▶ [EXERCISE DATA]
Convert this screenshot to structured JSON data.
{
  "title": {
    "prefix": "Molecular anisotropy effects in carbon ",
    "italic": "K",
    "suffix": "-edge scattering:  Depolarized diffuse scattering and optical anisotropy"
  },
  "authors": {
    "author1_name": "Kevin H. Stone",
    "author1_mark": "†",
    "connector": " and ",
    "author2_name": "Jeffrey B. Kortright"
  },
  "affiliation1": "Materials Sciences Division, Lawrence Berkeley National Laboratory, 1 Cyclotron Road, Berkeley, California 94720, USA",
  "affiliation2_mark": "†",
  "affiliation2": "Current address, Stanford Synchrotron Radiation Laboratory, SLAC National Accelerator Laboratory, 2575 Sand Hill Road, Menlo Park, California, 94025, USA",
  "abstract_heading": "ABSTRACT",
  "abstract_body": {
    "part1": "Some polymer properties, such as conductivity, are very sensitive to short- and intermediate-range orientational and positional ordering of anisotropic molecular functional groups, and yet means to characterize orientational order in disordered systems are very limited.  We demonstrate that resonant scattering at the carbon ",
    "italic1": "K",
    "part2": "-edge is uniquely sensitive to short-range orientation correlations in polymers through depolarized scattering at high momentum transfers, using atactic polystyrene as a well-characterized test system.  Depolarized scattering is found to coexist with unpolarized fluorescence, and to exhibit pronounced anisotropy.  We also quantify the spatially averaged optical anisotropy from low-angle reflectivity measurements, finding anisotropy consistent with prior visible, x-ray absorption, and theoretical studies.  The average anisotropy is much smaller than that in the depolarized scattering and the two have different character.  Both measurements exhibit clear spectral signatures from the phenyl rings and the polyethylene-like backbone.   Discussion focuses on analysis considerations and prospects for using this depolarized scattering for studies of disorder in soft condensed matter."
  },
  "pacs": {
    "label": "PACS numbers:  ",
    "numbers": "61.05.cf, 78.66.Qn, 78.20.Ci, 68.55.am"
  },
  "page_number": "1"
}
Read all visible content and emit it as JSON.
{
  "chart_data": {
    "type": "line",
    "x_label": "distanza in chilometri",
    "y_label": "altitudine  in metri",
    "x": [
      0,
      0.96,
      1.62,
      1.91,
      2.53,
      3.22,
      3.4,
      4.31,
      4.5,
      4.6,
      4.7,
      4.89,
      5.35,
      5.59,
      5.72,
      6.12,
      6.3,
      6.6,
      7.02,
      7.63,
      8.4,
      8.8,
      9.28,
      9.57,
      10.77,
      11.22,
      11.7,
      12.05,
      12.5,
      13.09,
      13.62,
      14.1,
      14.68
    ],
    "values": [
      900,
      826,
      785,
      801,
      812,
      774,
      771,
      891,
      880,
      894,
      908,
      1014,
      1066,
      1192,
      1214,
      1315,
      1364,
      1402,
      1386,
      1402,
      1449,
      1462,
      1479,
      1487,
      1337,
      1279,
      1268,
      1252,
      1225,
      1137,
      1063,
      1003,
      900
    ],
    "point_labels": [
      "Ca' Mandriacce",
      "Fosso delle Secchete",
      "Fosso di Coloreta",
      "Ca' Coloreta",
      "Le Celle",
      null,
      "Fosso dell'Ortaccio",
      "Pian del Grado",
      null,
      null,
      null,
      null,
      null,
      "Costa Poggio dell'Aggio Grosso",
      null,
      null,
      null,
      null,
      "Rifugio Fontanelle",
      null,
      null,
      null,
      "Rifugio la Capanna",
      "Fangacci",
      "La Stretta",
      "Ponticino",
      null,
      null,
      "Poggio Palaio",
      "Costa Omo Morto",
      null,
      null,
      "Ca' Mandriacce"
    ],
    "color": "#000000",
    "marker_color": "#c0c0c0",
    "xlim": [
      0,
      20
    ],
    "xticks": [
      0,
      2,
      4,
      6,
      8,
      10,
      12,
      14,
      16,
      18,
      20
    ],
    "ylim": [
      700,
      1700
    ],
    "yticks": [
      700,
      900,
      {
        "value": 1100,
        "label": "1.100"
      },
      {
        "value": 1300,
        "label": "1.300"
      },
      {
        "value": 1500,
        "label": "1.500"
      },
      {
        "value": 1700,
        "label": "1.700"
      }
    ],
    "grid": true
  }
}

▶ [GIVEN PROBLEM] Extract all the entries word for word.

▶ [THE RESULT]
Convert this screenshot to structured JSON data.
{
  "title": {
    "prefix": "Molecular anisotropy effects in carbon ",
    "italic": "K",
    "suffix": "-edge scattering:  Depolarized diffuse scattering and optical anisotropy"
  },
  "authors": {
    "author1_name": "Kevin H. Stone",
    "author1_mark": "†",
    "connector": " and ",
    "author2_name": "Jeffrey B. Kortright"
  },
  "affiliation1": "Materials Sciences Division, Lawrence Berkeley National Laboratory, 1 Cyclotron Road, Berkeley, California 94720, USA",
  "affiliation2_mark": "†",
  "affiliation2": "Current address, Stanford Synchrotron Radiation Laboratory, SLAC National Accelerator Laboratory, 2575 Sand Hill Road, Menlo Park, California, 94025, USA",
  "abstract_heading": "ABSTRACT",
  "abstract_body": {
    "part1": "Some polymer properties, such as conductivity, are very sensitive to short- and intermediate-range orientational and positional ordering of anisotropic molecular functional groups, and yet means to characterize orientational order in disordered systems are very limited.  We demonstrate that resonant scattering at the carbon ",
    "italic1": "K",
    "part2": "-edge is uniquely sensitive to short-range orientation correlations in polymers through depolarized scattering at high momentum transfers, using atactic polystyrene as a well-characterized test system.  Depolarized scattering is found to coexist with unpolarized fluorescence, and to exhibit pronounced anisotropy.  We also quantify the spatially averaged optical anisotropy from low-angle reflectivity measurements, finding anisotropy consistent with prior visible, x-ray absorption, and theoretical studies.  The average anisotropy is much smaller than that in the depolarized scattering and the two have different character.  Both measurements exhibit clear spectral signatures from the phenyl rings and the polyethylene-like backbone.   Discussion focuses on analysis considerations and prospects for using this depolarized scattering for studies of disorder in soft condensed matter."
  },
  "pacs": {
    "label": "PACS numbers:  ",
    "numbers": "61.05.cf, 78.66.Qn, 78.20.Ci, 68.55.am"
  },
  "page_number": "1"
}
Read all visible content and emit it as JSON.
{
  "chart_data": {
    "type": "line",
    "x_label": "distanza in chilometri",
    "y_label": "altitudine  in metri",
    "x": [
      0,
      0.96,
      1.62,
      1.91,
      2.53,
      3.22,
      3.4,
      4.31,
      4.5,
      4.6,
      4.7,
      4.89,
      5.35,
      5.59,
      5.72,
      6.12,
      6.3,
      6.6,
      7.02,
      7.63,
      8.4,
      8.8,
      9.28,
      9.57,
      10.77,
      11.22,
      11.7,
      12.05,
      12.5,
      13.09,
      13.62,
      14.1,
      14.68
    ],
    "values": [
      900,
      826,
      785,
      801,
      812,
      774,
      771,
      891,
      880,
      894,
      908,
      1014,
      1066,
      1192,
      1214,
      1315,
      1364,
      1402,
      1386,
      1402,
      1449,
      1462,
      1479,
      1487,
      1337,
      1279,
      1268,
      1252,
      1225,
      1137,
      1063,
      1003,
      900
    ],
    "point_labels": [
      "Ca' Mandriacce",
      "Fosso delle Secchete",
      "Fosso di Coloreta",
      "Ca' Coloreta",
      "Le Celle",
      null,
      "Fosso dell'Ortaccio",
      "Pian del Grado",
      null,
      null,
      null,
      null,
      null,
      "Costa Poggio dell'Aggio Grosso",
      null,
      null,
      null,
      null,
      "Rifugio Fontanelle",
      null,
      null,
      null,
      "Rifugio la Capanna",
      "Fangacci",
      "La Stretta",
      "Ponticino",
      null,
      null,
      "Poggio Palaio",
      "Costa Omo Morto",
      null,
      null,
      "Ca' Mandriacce"
    ],
    "color": "#000000",
    "marker_color": "#c0c0c0",
    "xlim": [
      0,
      20
    ],
    "xticks": [
      0,
      2,
      4,
      6,
      8,
      10,
      12,
      14,
      16,
      18,
      20
    ],
    "ylim": [
      700,
      1700
    ],
    "yticks": [
      700,
      900,
      {
        "value": 1100,
        "label": "1.100"
      },
      {
        "value": 1300,
        "label": "1.300"
      },
      {
        "value": 1500,
        "label": "1.500"
      },
      {
        "value": 1700,
        "label": "1.700"
      }
    ],
    "grid": true
  }
}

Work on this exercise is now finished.